→ **DATA RECORDS**:
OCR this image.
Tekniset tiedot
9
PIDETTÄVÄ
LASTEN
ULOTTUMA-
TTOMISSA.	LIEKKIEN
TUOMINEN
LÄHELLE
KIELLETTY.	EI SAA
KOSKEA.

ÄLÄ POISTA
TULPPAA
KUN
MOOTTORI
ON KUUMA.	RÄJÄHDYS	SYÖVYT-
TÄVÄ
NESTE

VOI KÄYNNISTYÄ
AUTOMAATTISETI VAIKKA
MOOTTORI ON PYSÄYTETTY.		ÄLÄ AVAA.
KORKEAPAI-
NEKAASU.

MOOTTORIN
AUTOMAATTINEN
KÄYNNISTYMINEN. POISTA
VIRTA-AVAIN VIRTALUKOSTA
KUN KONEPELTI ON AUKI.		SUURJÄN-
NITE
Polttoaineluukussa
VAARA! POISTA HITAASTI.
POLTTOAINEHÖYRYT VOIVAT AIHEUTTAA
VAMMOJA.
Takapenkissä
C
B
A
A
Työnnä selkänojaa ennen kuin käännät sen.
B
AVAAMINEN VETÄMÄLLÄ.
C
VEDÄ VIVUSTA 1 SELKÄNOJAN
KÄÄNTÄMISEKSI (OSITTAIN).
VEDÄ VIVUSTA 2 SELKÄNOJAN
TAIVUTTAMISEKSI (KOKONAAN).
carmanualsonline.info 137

...

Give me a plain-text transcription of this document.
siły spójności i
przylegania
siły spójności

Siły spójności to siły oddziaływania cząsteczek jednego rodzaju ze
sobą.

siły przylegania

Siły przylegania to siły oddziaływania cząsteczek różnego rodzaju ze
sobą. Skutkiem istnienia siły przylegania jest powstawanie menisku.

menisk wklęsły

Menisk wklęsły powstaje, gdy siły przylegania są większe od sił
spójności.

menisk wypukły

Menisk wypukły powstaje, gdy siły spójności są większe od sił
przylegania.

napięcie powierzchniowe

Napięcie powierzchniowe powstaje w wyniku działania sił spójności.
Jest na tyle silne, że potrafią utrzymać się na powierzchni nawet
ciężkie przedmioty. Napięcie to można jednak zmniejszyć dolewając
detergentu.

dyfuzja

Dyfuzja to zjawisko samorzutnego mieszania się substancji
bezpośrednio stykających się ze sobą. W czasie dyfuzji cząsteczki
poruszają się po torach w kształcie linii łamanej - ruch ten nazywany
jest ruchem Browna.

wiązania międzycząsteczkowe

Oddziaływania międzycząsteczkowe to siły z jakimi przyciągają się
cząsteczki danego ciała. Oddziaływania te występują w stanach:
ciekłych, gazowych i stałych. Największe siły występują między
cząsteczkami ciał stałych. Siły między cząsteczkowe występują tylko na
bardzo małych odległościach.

→ **TASK TO CARRY OUT**: Go through the listing above and list every line that has the word "VEDÄ".

→ **TASK RESULT**:
VEDÄ VIVUSTA 1 SELKÄNOJAN
VEDÄ VIVUSTA 2 SELKÄNOJAN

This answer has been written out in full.